### [AVAILABLE DATA]
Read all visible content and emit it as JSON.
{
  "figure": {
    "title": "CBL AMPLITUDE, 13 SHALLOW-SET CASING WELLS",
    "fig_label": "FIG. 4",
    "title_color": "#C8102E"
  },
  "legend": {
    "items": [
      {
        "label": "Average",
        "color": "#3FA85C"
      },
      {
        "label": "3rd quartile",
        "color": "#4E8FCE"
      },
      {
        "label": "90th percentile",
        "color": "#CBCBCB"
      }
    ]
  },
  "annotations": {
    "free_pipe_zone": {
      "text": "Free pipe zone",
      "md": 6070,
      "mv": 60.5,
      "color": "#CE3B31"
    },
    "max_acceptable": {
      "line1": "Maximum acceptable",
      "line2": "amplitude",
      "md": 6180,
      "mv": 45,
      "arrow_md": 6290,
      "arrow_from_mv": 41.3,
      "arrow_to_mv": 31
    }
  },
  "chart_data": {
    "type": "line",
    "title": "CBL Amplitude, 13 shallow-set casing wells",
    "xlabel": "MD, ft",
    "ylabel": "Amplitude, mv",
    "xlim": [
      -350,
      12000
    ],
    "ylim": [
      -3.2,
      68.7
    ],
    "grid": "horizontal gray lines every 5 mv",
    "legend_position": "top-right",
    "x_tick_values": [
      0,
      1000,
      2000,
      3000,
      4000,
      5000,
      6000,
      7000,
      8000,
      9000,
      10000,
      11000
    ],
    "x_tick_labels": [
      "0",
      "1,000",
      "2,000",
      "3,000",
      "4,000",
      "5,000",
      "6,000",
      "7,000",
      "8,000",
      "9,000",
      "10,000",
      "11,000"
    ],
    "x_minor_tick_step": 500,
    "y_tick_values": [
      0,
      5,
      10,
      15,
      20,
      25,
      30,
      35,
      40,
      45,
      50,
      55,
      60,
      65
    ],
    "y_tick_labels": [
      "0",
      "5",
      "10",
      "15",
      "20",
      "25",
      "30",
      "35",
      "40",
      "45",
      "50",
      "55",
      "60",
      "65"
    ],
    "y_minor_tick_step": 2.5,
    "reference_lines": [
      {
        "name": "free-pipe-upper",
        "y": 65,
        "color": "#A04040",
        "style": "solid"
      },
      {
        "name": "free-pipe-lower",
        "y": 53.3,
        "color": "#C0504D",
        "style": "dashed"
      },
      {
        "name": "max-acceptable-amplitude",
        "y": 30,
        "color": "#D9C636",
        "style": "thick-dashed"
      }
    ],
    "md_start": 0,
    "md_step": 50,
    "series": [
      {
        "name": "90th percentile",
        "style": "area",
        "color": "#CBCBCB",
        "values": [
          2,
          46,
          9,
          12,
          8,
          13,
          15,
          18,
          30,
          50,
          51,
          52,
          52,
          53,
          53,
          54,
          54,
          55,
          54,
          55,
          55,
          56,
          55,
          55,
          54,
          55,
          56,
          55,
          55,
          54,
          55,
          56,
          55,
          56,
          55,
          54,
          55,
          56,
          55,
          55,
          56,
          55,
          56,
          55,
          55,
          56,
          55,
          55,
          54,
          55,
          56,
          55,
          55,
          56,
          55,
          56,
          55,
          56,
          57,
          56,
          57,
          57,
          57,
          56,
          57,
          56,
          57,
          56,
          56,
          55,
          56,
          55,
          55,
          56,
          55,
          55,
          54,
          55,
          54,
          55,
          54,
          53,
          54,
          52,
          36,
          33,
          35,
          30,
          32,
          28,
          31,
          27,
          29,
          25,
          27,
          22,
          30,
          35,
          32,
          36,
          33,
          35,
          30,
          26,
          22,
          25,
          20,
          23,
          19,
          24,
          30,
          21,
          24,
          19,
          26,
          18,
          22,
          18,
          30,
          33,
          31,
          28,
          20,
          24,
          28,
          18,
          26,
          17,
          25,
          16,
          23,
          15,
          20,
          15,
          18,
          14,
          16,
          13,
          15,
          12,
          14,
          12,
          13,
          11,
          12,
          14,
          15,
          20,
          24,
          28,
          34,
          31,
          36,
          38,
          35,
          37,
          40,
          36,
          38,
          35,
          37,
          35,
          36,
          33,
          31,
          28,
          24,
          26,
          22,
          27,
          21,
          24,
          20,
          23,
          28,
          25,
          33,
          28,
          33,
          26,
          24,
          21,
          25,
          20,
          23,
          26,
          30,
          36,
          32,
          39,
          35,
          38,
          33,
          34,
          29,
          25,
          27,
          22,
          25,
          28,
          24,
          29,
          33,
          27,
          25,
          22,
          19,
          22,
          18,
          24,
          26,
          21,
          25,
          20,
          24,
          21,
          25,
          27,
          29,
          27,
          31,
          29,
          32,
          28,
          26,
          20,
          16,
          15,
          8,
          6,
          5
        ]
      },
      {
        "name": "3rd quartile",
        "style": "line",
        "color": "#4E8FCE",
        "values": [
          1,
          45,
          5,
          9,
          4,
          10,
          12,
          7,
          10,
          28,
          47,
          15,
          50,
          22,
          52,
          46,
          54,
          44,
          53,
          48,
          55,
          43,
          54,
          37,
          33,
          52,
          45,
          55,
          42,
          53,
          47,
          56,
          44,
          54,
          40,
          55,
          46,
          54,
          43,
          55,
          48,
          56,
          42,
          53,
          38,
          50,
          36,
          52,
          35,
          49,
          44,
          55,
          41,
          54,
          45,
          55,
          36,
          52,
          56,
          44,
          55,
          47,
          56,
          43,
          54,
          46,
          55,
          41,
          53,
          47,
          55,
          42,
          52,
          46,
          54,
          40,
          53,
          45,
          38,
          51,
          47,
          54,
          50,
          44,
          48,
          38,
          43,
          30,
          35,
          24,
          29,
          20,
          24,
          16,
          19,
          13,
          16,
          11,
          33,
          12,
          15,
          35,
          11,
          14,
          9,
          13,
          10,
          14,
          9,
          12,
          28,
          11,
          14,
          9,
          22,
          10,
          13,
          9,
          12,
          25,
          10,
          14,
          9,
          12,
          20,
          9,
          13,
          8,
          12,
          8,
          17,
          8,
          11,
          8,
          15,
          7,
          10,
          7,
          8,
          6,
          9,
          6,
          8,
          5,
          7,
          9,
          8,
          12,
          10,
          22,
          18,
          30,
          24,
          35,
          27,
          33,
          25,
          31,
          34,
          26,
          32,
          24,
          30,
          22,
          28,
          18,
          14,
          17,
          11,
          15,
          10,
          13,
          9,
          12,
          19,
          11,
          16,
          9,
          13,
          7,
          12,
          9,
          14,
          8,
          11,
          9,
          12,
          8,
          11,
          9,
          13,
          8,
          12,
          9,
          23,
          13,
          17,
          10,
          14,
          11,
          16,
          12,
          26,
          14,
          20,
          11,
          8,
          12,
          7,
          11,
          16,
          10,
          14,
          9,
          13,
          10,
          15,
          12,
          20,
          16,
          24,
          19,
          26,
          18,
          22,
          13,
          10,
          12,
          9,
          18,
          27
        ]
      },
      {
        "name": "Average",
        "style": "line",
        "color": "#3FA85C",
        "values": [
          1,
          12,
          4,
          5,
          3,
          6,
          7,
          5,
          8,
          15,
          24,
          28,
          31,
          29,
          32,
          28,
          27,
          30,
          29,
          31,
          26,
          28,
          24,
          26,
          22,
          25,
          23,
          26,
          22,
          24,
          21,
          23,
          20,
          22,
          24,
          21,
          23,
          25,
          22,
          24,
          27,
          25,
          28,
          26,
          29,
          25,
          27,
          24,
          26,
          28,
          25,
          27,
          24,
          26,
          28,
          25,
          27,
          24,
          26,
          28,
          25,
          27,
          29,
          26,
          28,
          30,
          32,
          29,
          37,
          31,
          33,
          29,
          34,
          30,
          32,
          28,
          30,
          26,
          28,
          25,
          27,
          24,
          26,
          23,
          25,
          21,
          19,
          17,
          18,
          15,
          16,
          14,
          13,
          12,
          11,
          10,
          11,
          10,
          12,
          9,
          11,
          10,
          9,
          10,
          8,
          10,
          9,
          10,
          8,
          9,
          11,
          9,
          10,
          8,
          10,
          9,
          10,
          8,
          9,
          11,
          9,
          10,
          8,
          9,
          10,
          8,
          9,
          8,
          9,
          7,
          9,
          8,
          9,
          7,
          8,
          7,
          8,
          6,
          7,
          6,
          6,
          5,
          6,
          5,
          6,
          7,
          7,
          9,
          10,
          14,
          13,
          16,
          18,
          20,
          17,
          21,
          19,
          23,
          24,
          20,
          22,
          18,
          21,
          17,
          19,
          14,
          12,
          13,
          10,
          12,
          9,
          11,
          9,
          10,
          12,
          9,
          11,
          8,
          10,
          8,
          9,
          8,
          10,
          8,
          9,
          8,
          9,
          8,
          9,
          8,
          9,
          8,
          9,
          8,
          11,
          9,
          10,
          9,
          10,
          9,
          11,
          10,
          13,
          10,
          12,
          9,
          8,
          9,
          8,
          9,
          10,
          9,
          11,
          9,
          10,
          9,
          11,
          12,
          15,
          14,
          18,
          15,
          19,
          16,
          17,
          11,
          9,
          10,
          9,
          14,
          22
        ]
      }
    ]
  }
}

### [TASK BRIEF]
List every line above containing the word "style".

### [COMPLETE OUTPUT]
        "style": "solid"
        "style": "dashed"
        "style": "thick-dashed"
        "style": "area",
        "style": "line",
        "style": "line",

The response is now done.